(Dataset entries)
···

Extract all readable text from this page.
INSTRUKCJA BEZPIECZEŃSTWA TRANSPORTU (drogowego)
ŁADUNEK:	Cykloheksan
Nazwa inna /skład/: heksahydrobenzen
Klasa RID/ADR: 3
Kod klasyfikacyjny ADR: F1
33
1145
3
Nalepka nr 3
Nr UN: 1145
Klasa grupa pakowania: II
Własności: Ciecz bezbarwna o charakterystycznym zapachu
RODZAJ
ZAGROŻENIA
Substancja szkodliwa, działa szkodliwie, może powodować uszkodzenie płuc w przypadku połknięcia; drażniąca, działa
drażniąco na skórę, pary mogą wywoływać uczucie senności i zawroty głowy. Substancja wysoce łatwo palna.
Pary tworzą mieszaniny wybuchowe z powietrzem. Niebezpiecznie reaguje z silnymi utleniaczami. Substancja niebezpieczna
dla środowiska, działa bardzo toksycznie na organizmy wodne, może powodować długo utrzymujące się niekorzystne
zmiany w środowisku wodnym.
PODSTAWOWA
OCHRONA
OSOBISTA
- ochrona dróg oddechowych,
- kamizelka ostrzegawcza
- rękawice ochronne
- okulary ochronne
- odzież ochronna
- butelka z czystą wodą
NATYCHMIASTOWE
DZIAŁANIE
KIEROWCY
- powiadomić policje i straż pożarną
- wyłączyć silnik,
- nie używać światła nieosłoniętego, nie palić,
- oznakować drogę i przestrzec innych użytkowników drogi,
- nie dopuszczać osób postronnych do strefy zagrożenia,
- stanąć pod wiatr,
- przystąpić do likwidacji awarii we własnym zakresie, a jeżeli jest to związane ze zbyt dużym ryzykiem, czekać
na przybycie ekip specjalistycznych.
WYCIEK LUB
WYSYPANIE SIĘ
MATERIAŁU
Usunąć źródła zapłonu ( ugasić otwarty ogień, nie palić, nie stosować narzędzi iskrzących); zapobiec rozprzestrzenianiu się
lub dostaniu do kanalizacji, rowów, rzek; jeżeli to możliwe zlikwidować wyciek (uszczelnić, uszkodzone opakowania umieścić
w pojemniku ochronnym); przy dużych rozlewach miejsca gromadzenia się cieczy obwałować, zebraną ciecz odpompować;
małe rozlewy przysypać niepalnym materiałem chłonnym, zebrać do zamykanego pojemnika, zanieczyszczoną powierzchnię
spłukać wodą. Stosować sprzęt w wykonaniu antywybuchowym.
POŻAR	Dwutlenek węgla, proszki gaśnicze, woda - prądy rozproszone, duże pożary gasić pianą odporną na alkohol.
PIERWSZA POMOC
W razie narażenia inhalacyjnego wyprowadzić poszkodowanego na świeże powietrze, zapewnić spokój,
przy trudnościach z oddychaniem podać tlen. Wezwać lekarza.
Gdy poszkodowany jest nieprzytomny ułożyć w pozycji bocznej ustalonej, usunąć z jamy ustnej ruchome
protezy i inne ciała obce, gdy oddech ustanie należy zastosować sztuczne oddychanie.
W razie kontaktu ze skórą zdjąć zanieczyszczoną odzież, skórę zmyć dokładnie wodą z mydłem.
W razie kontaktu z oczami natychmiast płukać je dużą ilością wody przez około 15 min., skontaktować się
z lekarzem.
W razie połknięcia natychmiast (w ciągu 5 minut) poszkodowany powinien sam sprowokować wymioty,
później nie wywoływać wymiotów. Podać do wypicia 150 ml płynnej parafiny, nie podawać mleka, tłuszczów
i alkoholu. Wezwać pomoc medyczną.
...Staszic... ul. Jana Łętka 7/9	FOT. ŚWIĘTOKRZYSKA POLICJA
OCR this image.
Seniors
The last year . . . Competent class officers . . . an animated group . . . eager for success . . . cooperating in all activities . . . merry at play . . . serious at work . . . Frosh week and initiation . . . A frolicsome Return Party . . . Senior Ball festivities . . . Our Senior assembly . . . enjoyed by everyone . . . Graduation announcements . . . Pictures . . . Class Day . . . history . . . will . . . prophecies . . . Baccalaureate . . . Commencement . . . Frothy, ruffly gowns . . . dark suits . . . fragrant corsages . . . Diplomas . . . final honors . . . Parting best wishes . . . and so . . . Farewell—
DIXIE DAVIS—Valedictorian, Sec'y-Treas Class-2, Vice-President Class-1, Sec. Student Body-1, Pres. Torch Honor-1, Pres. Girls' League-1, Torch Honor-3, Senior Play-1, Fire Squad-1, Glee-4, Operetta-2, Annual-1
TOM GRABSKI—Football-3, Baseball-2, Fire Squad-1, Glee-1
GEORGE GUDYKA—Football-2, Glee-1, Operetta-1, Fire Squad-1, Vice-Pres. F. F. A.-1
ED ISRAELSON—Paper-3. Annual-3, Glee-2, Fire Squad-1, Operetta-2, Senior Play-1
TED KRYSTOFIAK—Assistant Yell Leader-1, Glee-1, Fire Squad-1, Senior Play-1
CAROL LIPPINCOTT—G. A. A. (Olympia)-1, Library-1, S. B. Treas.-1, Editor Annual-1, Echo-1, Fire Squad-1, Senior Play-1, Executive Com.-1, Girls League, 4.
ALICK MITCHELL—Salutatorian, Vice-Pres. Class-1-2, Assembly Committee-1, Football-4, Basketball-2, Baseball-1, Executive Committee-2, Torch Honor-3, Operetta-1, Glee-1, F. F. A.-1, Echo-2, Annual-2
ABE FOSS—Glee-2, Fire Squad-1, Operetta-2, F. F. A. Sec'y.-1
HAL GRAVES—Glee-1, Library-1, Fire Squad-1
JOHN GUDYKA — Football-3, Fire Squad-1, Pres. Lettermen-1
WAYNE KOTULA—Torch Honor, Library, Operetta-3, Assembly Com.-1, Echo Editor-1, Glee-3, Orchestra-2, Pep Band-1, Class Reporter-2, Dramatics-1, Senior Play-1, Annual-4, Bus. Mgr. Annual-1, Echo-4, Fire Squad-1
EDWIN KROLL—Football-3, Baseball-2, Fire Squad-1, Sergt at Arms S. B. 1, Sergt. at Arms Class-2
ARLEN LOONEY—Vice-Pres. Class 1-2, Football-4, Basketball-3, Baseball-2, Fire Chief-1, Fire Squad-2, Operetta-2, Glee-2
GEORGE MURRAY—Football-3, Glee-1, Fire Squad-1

···

- Your instructions:
From the listing above, reproduce all the lines exactly.

- Answer to the task:
Extract all readable text from this page.
INSTRUKCJA BEZPIECZEŃSTWA TRANSPORTU (drogowego)
ŁADUNEK:	Cykloheksan
Nazwa inna /skład/: heksahydrobenzen
Klasa RID/ADR: 3
Kod klasyfikacyjny ADR: F1
33
1145
3
Nalepka nr 3
Nr UN: 1145
Klasa grupa pakowania: II
Własności: Ciecz bezbarwna o charakterystycznym zapachu
RODZAJ
ZAGROŻENIA
Substancja szkodliwa, działa szkodliwie, może powodować uszkodzenie płuc w przypadku połknięcia; drażniąca, działa
drażniąco na skórę, pary mogą wywoływać uczucie senności i zawroty głowy. Substancja wysoce łatwo palna.
Pary tworzą mieszaniny wybuchowe z powietrzem. Niebezpiecznie reaguje z silnymi utleniaczami. Substancja niebezpieczna
dla środowiska, działa bardzo toksycznie na organizmy wodne, może powodować długo utrzymujące się niekorzystne
zmiany w środowisku wodnym.
PODSTAWOWA
OCHRONA
OSOBISTA
- ochrona dróg oddechowych,
- kamizelka ostrzegawcza
- rękawice ochronne
- okulary ochronne
- odzież ochronna
- butelka z czystą wodą
NATYCHMIASTOWE
DZIAŁANIE
KIEROWCY
- powiadomić policje i straż pożarną
- wyłączyć silnik,
- nie używać światła nieosłoniętego, nie palić,
- oznakować drogę i przestrzec innych użytkowników drogi,
- nie dopuszczać osób postronnych do strefy zagrożenia,
- stanąć pod wiatr,
- przystąpić do likwidacji awarii we własnym zakresie, a jeżeli jest to związane ze zbyt dużym ryzykiem, czekać
na przybycie ekip specjalistycznych.
WYCIEK LUB
WYSYPANIE SIĘ
MATERIAŁU
Usunąć źródła zapłonu ( ugasić otwarty ogień, nie palić, nie stosować narzędzi iskrzących); zapobiec rozprzestrzenianiu się
lub dostaniu do kanalizacji, rowów, rzek; jeżeli to możliwe zlikwidować wyciek (uszczelnić, uszkodzone opakowania umieścić
w pojemniku ochronnym); przy dużych rozlewach miejsca gromadzenia się cieczy obwałować, zebraną ciecz odpompować;
małe rozlewy przysypać niepalnym materiałem chłonnym, zebrać do zamykanego pojemnika, zanieczyszczoną powierzchnię
spłukać wodą. Stosować sprzęt w wykonaniu antywybuchowym.
POŻAR	Dwutlenek węgla, proszki gaśnicze, woda - prądy rozproszone, duże pożary gasić pianą odporną na alkohol.
PIERWSZA POMOC
W razie narażenia inhalacyjnego wyprowadzić poszkodowanego na świeże powietrze, zapewnić spokój,
przy trudnościach z oddychaniem podać tlen. Wezwać lekarza.
Gdy poszkodowany jest nieprzytomny ułożyć w pozycji bocznej ustalonej, usunąć z jamy ustnej ruchome
protezy i inne ciała obce, gdy oddech ustanie należy zastosować sztuczne oddychanie.
W razie kontaktu ze skórą zdjąć zanieczyszczoną odzież, skórę zmyć dokładnie wodą z mydłem.
W razie kontaktu z oczami natychmiast płukać je dużą ilością wody przez około 15 min., skontaktować się
z lekarzem.
W razie połknięcia natychmiast (w ciągu 5 minut) poszkodowany powinien sam sprowokować wymioty,
później nie wywoływać wymiotów. Podać do wypicia 150 ml płynnej parafiny, nie podawać mleka, tłuszczów
i alkoholu. Wezwać pomoc medyczną.
...Staszic... ul. Jana Łętka 7/9	FOT. ŚWIĘTOKRZYSKA POLICJA
OCR this image.
Seniors
The last year . . . Competent class officers . . . an animated group . . . eager for success . . . cooperating in all activities . . . merry at play . . . serious at work . . . Frosh week and initiation . . . A frolicsome Return Party . . . Senior Ball festivities . . . Our Senior assembly . . . enjoyed by everyone . . . Graduation announcements . . . Pictures . . . Class Day . . . history . . . will . . . prophecies . . . Baccalaureate . . . Commencement . . . Frothy, ruffly gowns . . . dark suits . . . fragrant corsages . . . Diplomas . . . final honors . . . Parting best wishes . . . and so . . . Farewell—
DIXIE DAVIS—Valedictorian, Sec'y-Treas Class-2, Vice-President Class-1, Sec. Student Body-1, Pres. Torch Honor-1, Pres. Girls' League-1, Torch Honor-3, Senior Play-1, Fire Squad-1, Glee-4, Operetta-2, Annual-1
TOM GRABSKI—Football-3, Baseball-2, Fire Squad-1, Glee-1
GEORGE GUDYKA—Football-2, Glee-1, Operetta-1, Fire Squad-1, Vice-Pres. F. F. A.-1
ED ISRAELSON—Paper-3. Annual-3, Glee-2, Fire Squad-1, Operetta-2, Senior Play-1
TED KRYSTOFIAK—Assistant Yell Leader-1, Glee-1, Fire Squad-1, Senior Play-1
CAROL LIPPINCOTT—G. A. A. (Olympia)-1, Library-1, S. B. Treas.-1, Editor Annual-1, Echo-1, Fire Squad-1, Senior Play-1, Executive Com.-1, Girls League, 4.
ALICK MITCHELL—Salutatorian, Vice-Pres. Class-1-2, Assembly Committee-1, Football-4, Basketball-2, Baseball-1, Executive Committee-2, Torch Honor-3, Operetta-1, Glee-1, F. F. A.-1, Echo-2, Annual-2
ABE FOSS—Glee-2, Fire Squad-1, Operetta-2, F. F. A. Sec'y.-1
HAL GRAVES—Glee-1, Library-1, Fire Squad-1
JOHN GUDYKA — Football-3, Fire Squad-1, Pres. Lettermen-1
WAYNE KOTULA—Torch Honor, Library, Operetta-3, Assembly Com.-1, Echo Editor-1, Glee-3, Orchestra-2, Pep Band-1, Class Reporter-2, Dramatics-1, Senior Play-1, Annual-4, Bus. Mgr. Annual-1, Echo-4, Fire Squad-1
EDWIN KROLL—Football-3, Baseball-2, Fire Squad-1, Sergt at Arms S. B. 1, Sergt. at Arms Class-2
ARLEN LOONEY—Vice-Pres. Class 1-2, Football-4, Basketball-3, Baseball-2, Fire Chief-1, Fire Squad-2, Operetta-2, Glee-2
GEORGE MURRAY—Football-3, Glee-1, Fire Squad-1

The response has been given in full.